-- START OF Given entries --

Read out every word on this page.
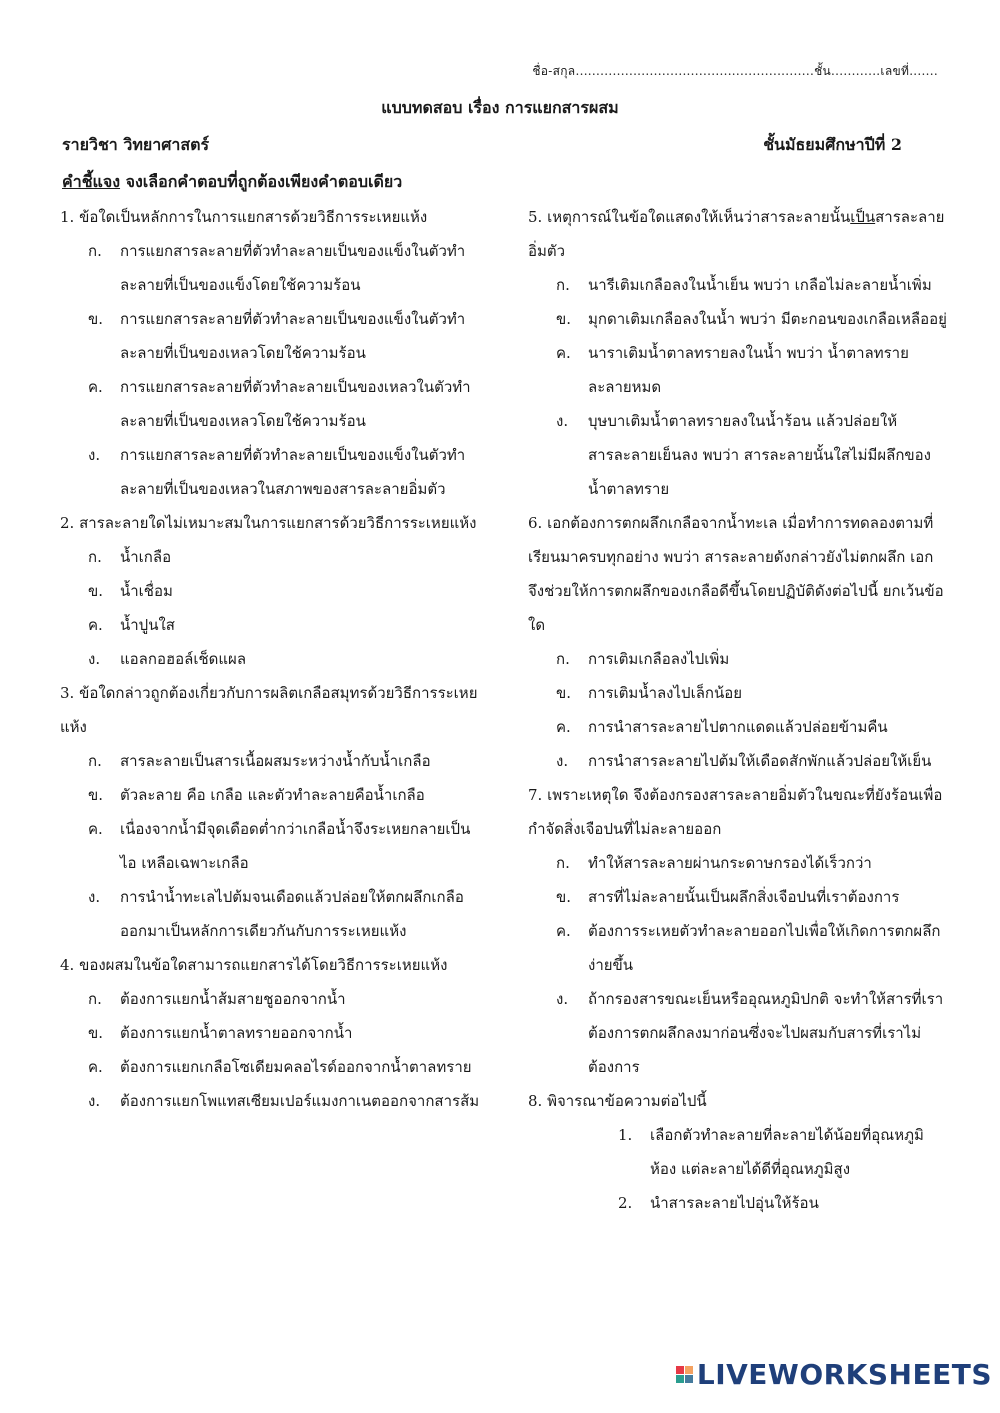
ชื่อ-สกุล..........................................................ชั้น............เลขที่.......
แบบทดสอบ เรื่อง การแยกสารผสม
รายวิชา วิทยาศาสตร์	ชั้นมัธยมศึกษาปีที่ 2
คำชี้แจง จงเลือกคำตอบที่ถูกต้องเพียงคำตอบเดียว

1. ข้อใดเป็นหลักการในการแยกสารด้วยวิธีการระเหยแห้ง

ก.	การแยกสารละลายที่ตัวทำละลายเป็นของแข็งในตัวทำละลายที่เป็นของแข็งโดยใช้ความร้อน
ข.	การแยกสารละลายที่ตัวทำละลายเป็นของแข็งในตัวทำละลายที่เป็นของเหลวโดยใช้ความร้อน
ค.	การแยกสารละลายที่ตัวทำละลายเป็นของเหลวในตัวทำละลายที่เป็นของเหลวโดยใช้ความร้อน
ง.	การแยกสารละลายที่ตัวทำละลายเป็นของแข็งในตัวทำละลายที่เป็นของเหลวในสภาพของสารละลายอิ่มตัว

2. สารละลายใดไม่เหมาะสมในการแยกสารด้วยวิธีการระเหยแห้ง

ก.	น้ำเกลือ
ข.	น้ำเชื่อม
ค.	น้ำปูนใส
ง.	แอลกอฮอล์เช็ดแผล

3. ข้อใดกล่าวถูกต้องเกี่ยวกับการผลิตเกลือสมุทรด้วยวิธีการระเหยแห้ง

ก.	สารละลายเป็นสารเนื้อผสมระหว่างน้ำกับน้ำเกลือ
ข.	ตัวละลาย คือ เกลือ และตัวทำละลายคือน้ำเกลือ
ค.	เนื่องจากน้ำมีจุดเดือดต่ำกว่าเกลือน้ำจึงระเหยกลายเป็นไอ เหลือเฉพาะเกลือ
ง.	การนำน้ำทะเลไปต้มจนเดือดแล้วปล่อยให้ตกผลึกเกลือออกมาเป็นหลักการเดียวกันกับการระเหยแห้ง

4. ของผสมในข้อใดสามารถแยกสารได้โดยวิธีการระเหยแห้ง

ก.	ต้องการแยกน้ำส้มสายชูออกจากน้ำ
ข.	ต้องการแยกน้ำตาลทรายออกจากน้ำ
ค.	ต้องการแยกเกลือโซเดียมคลอไรด์ออกจากน้ำตาลทราย
ง.	ต้องการแยกโพแทสเซียมเปอร์แมงกาเนตออกจากสารส้ม

5. เหตุการณ์ในข้อใดแสดงให้เห็นว่าสารละลายนั้นเป็นสารละลายอิ่มตัว

ก.	นารีเติมเกลือลงในน้ำเย็น พบว่า เกลือไม่ละลายน้ำเพิ่ม
ข.	มุกดาเติมเกลือลงในน้ำ พบว่า มีตะกอนของเกลือเหลืออยู่
ค.	นาราเติมน้ำตาลทรายลงในน้ำ พบว่า น้ำตาลทรายละลายหมด
ง.	บุษบาเติมน้ำตาลทรายลงในน้ำร้อน แล้วปล่อยให้สารละลายเย็นลง พบว่า สารละลายนั้นใสไม่มีผลึกของน้ำตาลทราย

6. เอกต้องการตกผลึกเกลือจากน้ำทะเล เมื่อทำการทดลองตามที่เรียนมาครบทุกอย่าง พบว่า สารละลายดังกล่าวยังไม่ตกผลึก เอกจึงช่วยให้การตกผลึกของเกลือดีขึ้นโดยปฏิบัติดังต่อไปนี้ ยกเว้นข้อใด

ก.	การเติมเกลือลงไปเพิ่ม
ข.	การเติมน้ำลงไปเล็กน้อย
ค.	การนำสารละลายไปตากแดดแล้วปล่อยข้ามคืน
ง.	การนำสารละลายไปต้มให้เดือดสักพักแล้วปล่อยให้เย็น

7. เพราะเหตุใด จึงต้องกรองสารละลายอิ่มตัวในขณะที่ยังร้อนเพื่อกำจัดสิ่งเจือปนที่ไม่ละลายออก

ก.	ทำให้สารละลายผ่านกระดาษกรองได้เร็วกว่า
ข.	สารที่ไม่ละลายนั้นเป็นผลึกสิ่งเจือปนที่เราต้องการ
ค.	ต้องการระเหยตัวทำละลายออกไปเพื่อให้เกิดการตกผลึกง่ายขึ้น
ง.	ถ้ากรองสารขณะเย็นหรืออุณหภูมิปกติ จะทำให้สารที่เราต้องการตกผลึกลงมาก่อนซึ่งจะไปผสมกับสารที่เราไม่ต้องการ

8. พิจารณาข้อความต่อไปนี้

1.	เลือกตัวทำละลายที่ละลายได้น้อยที่อุณหภูมิห้อง แต่ละลายได้ดีที่อุณหภูมิสูง
2.	นำสารละลายไปอุ่นให้ร้อน
LIVEWORKSHEETS
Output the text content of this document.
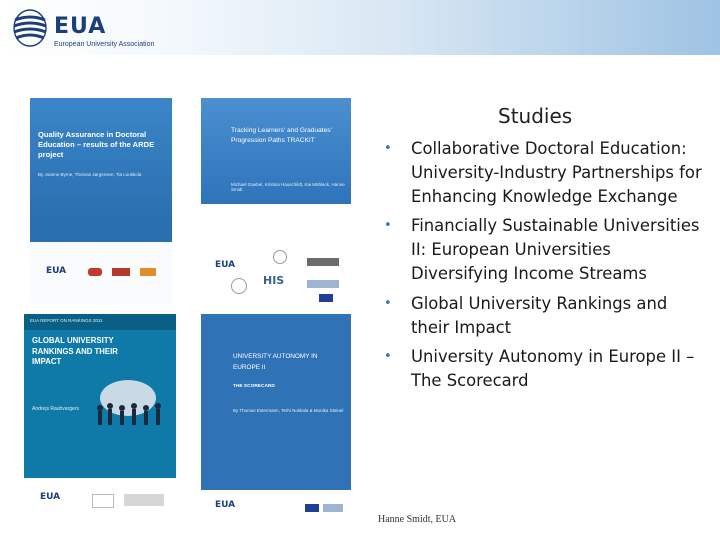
EUA
European University Association
Quality Assurance in Doctoral Education – results of the ARDE project
By Joanne Byrne, Thomas Jørgensen, Tia Loukkola
EUA
Tracking Learners' and Graduates' Progression Paths TRACKIT
Michael Gaebel, Kristina Hauschildt, Kai Mühleck, Hanne Smidt
EUA
HIS
EUA REPORT ON RANKINGS 2011
GLOBAL UNIVERSITY RANKINGS AND THEIR IMPACT
Andrejs Rauhvargers
EUA
UNIVERSITY AUTONOMY IN EUROPE II
THE SCORECARD
By Thomas Estermann, Terhi Nokkala & Monika Steinel
EUA
Studies
• Collaborative Doctoral Education: University-Industry Partnerships for Enhancing Knowledge Exchange
• Financially Sustainable Universities II: European Universities Diversifying Income Streams
• Global University Rankings and their Impact
• University Autonomy in Europe II – The Scorecard
Hanne Smidt, EUA
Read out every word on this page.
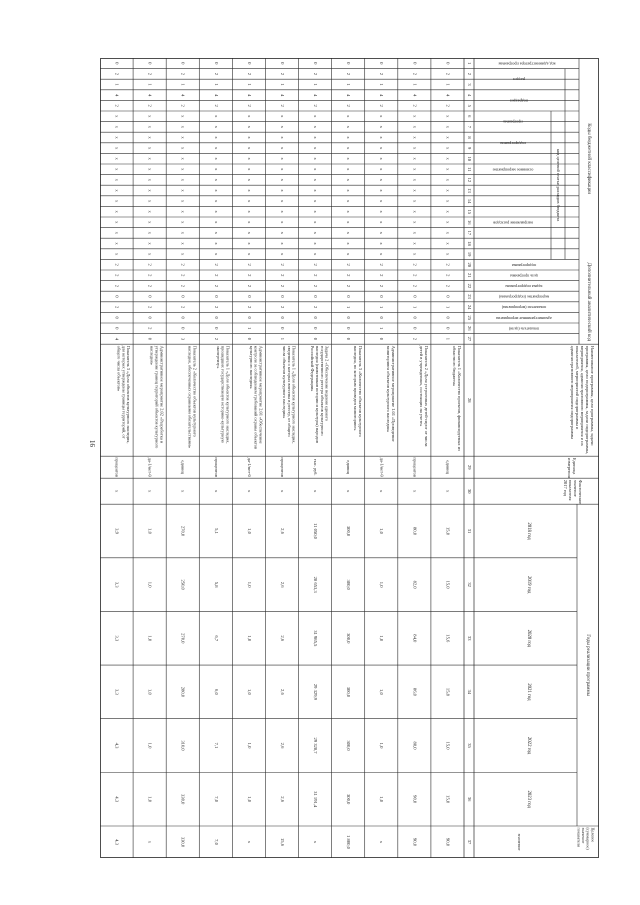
16
Коды бюджетной классификации
Дополнительный аналитический код
код целевой статьи расходов бюджета
код администратора программы
раздел
подраздел
программа
подпрограмма
основное мероприятие
направление расходов
подпрограмма
цель программы
задача подпрограммы
мероприятие (подпрограмма)
показатели (мероприятия)
административные мероприятия
показатель (цели)
Наименование программы, цели программы, задачи
программы, цели подпрограммы, задачи подпрограммы,
мероприятия, административного мероприятия и их
показателей, мероприятий подпрограммы и
административного мероприятия подпрограммы
Единица
измерения
Фактическое
значение
показателя
2017 год
Годы реализации программы
2018 год
2019 год
2020 год
2021 год
2022 год
2023 год
Целевое
(суммарное)
значение
показателя
значение
1
2
3
4
5
6
7
8
9
10
11
12
13
14
15
16
17
18
19
20
21
22
23
24
25
26
27
28
29
30
31
32
33
34
35
36
37
0
2
1
4
2
х
х
х
х
х
х
х
х
х
х
х
х
х
х
2
2
2
0
1
0
0
1
Показатель 1 «Количество проектов, финансируемых из
областного бюджета»
единиц
х
15,0
15,0
15,6
15,8
15,0
15,0
90,0
0
2
1
4
2
х
х
х
х
х
х
х
х
х
х
х
х
х
х
2
2
2
0
1
0
0
2
Показатель 2 «Доля устроенных детей-сирот от числа
детей в учреждениях, состоящих на учете»
процентов
х
80,0
82,0
84,0
86,0
88,0
90,0
90,0
0
2
1
4
2
х
х
х
х
х
х
х
х
х
х
х
х
х
х
2
2
2
0
1
0
1
0
Административное мероприятие 1.01 «Проведение
мониторинга объектов культурного наследия»
да-1/нет-0
х
1,0
1,0
1,0
1,0
1,0
1,0
х
0
2
1
4
2
х
х
х
х
х
х
х
х
х
х
х
х
х
х
2
2
2
0
1
0
0
0
Показатель 3 «Количество объектов культурного
наследия, по которым проведен мониторинг»
единиц
х
300,0
300,0
300,0
300,0
300,0
300,0
1 800,0
0
2
1
4
2
х
х
х
х
х
х
х
х
х
х
х
х
х
х
2
2
2
0
2
0
0
0
Задача 2 «Обеспечение ведения единого
государственного реестра объектов культурного
наследия (памятников истории и культуры) народов
Российской Федерации»
тыс. руб.
х
11 050,0
28 653,3
31 985,5
29 329,9
29 328,7
31 191,4
х
0
2
1
4
2
х
х
х
х
х
х
х
х
х
х
х
х
х
х
2
2
2
0
2
0
0
1
Показатель 1 «Доля объектов культурного наследия,
сведения о которых внесены в реестр, от общего
числа объектов культурного наследия»
процентов
х
2,6
2,6
2,6
2,6
2,6
2,6
15,6
0
2
1
4
2
х
х
х
х
х
х
х
х
х
х
х
х
х
х
2
2
2
0
2
0
1
0
Административное мероприятие 2.01 «Обеспечение
контроля за соблюдением требований охраны объектов
культурного наследия»
да-1/нет-0
х
1,0
1,0
1,0
1,0
1,0
1,0
х
0
2
1
4
2
х
х
х
х
х
х
х
х
х
х
х
х
х
х
2
2
2
0
2
0
0
2
Показатель 1 «Доля объектов культурного наследия,
прошедших государственную историко-культурную
экспертизу»
процентов
х
5,1
5,8
6,7
6,0
7,1
7,0
7,0
0
2
1
4
2
х
х
х
х
х
х
х
х
х
х
х
х
х
х
2
2
2
0
2
0
0
3
Показатель 2 «Количество объектов культурного
наследия, обеспеченных охранными обязательствами»
единиц
х
270,0
250,0
270,0
280,0
310,0
330,0
330,0
0
2
1
4
2
х
х
х
х
х
х
х
х
х
х
х
х
х
х
2
2
2
0
2
0
2
0
Административное мероприятие 2.02 «Разработка и
утверждение границ территорий объектов культурного
наследия»
да-1/нет-0
х
1,0
1,0
1,0
1,0
1,0
1,0
х
0
2
1
4
2
х
х
х
х
х
х
х
х
х
х
х
х
х
х
2
2
2
0
2
0
0
4
Показатель 3 «Доля объектов культурного наследия,
для которых утверждены границы территорий, от
общего числа объектов»
процентов
х
3,9
3,3
3,3
3,3
4,3
4,3
4,3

-- END OF Given entries --

- _What you should do_
Of the lines in the data, how many contain the word "นของเหลวโดยใช"? Provide the number and nothing further.

- _Solution to this problem_
2